**Brief**:
Report how many lines contain the word "audio", with no other text.

##### Given records #####

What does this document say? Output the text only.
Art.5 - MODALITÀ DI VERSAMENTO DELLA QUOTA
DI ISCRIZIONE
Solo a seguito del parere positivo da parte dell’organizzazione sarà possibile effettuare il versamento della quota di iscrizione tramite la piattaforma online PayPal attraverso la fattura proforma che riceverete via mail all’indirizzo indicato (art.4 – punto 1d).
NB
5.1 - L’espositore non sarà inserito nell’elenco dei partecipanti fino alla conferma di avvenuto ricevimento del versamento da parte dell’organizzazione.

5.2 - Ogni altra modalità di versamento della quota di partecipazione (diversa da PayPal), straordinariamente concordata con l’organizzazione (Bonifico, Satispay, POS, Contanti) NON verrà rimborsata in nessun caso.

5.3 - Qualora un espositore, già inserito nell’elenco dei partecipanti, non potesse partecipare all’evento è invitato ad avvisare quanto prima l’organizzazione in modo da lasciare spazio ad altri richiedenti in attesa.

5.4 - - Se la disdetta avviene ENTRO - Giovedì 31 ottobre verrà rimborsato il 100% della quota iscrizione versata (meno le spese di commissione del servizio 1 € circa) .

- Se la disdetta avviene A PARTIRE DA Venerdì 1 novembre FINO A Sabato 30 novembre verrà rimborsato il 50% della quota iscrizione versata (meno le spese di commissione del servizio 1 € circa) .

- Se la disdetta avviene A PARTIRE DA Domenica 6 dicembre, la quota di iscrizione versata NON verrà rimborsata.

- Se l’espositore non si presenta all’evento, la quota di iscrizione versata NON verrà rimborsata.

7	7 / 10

#####
##### Given records #####

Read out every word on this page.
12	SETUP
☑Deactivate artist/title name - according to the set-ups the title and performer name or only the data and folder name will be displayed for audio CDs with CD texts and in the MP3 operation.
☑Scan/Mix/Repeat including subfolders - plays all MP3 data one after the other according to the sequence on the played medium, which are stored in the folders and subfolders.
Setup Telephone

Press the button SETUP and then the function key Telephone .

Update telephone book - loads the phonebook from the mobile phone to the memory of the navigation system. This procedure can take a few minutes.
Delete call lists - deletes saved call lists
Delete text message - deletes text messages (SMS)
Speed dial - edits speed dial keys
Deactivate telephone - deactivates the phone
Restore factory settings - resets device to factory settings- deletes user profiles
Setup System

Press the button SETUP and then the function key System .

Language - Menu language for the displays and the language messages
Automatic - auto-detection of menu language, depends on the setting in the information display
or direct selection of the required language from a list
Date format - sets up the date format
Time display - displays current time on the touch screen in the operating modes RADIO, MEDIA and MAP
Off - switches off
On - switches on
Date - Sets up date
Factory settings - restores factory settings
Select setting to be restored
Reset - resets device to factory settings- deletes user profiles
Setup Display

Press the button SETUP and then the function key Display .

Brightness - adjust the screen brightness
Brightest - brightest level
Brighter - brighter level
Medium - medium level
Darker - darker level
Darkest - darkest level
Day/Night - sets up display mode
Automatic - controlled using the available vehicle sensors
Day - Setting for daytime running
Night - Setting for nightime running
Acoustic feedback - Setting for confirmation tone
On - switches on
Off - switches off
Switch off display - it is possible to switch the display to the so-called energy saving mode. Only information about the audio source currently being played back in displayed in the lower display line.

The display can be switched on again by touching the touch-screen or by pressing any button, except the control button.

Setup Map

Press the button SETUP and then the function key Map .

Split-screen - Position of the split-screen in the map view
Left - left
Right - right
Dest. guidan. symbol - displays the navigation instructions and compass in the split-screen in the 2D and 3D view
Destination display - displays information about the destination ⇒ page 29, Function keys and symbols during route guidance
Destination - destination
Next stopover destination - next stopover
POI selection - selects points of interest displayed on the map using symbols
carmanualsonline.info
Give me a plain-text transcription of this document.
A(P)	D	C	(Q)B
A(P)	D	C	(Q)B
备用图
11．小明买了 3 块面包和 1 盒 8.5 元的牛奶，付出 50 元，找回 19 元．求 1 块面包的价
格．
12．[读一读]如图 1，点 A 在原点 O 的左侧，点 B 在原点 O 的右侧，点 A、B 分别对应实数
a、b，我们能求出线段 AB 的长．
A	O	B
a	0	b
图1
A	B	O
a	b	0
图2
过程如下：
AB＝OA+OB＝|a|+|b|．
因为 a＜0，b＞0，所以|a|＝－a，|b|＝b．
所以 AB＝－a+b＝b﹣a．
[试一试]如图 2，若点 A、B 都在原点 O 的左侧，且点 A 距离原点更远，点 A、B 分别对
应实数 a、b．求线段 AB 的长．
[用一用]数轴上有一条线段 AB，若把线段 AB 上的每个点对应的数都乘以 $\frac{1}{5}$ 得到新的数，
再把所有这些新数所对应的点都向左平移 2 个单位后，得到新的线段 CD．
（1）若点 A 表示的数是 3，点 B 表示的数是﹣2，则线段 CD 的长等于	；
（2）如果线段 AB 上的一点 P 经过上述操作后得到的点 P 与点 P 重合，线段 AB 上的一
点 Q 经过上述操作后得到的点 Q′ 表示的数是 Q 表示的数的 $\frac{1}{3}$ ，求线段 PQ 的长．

#####
##### Given records #####

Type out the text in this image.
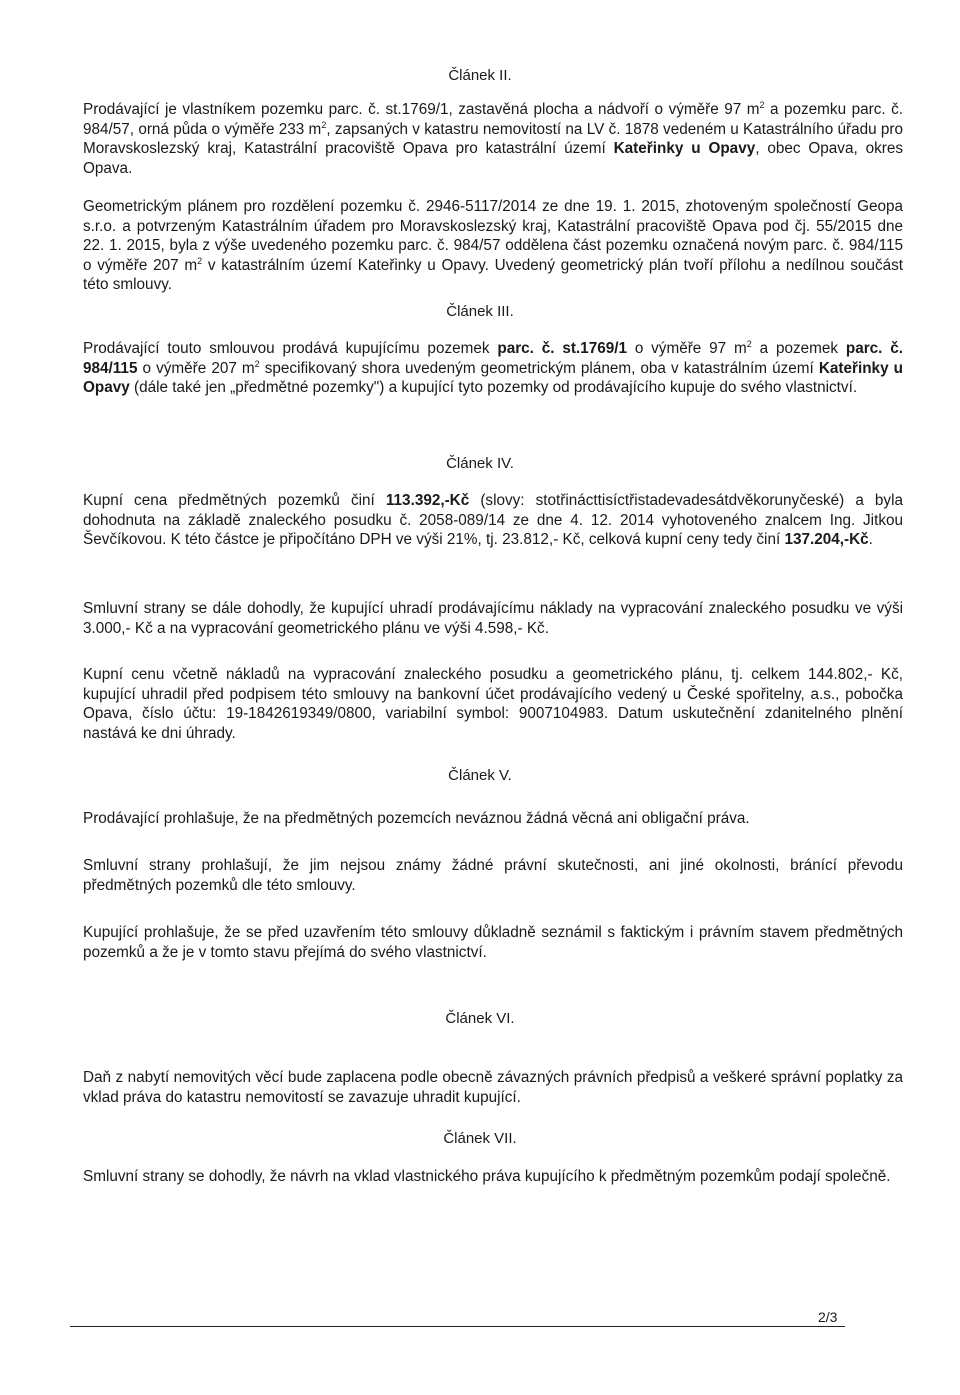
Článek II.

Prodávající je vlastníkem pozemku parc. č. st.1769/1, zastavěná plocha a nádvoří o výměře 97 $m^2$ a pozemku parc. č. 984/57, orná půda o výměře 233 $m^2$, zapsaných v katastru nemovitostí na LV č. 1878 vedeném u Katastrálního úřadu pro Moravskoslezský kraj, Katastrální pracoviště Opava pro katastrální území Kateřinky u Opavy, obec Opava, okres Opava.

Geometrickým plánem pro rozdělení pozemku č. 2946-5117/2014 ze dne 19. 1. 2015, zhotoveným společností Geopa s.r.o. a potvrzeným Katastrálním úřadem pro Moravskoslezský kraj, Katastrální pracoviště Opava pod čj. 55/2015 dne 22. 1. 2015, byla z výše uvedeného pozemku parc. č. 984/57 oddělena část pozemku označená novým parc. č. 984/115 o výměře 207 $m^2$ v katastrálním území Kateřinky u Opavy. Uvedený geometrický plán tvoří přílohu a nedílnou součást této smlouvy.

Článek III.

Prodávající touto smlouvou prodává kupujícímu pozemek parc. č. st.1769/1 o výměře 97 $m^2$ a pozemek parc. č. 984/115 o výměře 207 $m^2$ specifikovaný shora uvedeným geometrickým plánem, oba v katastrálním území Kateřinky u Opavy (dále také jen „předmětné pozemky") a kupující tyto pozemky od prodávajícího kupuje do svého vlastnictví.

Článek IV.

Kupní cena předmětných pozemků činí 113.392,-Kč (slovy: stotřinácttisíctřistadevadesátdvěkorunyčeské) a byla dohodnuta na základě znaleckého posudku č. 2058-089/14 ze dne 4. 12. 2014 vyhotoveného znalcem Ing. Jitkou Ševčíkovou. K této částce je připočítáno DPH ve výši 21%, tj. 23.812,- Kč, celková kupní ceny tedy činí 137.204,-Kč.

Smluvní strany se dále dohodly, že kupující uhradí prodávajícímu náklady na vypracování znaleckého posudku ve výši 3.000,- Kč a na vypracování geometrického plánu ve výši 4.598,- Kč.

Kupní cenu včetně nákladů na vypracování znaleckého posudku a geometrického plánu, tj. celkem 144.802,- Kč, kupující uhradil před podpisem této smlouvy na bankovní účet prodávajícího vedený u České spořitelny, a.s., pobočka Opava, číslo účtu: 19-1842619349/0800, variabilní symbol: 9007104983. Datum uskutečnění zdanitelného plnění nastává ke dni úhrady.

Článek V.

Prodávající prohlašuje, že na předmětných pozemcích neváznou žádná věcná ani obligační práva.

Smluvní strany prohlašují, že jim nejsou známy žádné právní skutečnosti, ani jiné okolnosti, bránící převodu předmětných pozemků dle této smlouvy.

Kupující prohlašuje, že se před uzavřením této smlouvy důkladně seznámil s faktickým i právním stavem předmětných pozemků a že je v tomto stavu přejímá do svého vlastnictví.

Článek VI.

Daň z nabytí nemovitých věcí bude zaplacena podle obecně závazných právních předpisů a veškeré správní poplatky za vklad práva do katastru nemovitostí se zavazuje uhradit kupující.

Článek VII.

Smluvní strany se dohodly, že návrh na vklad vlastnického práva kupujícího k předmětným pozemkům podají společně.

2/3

#####

**Complete answer**:
2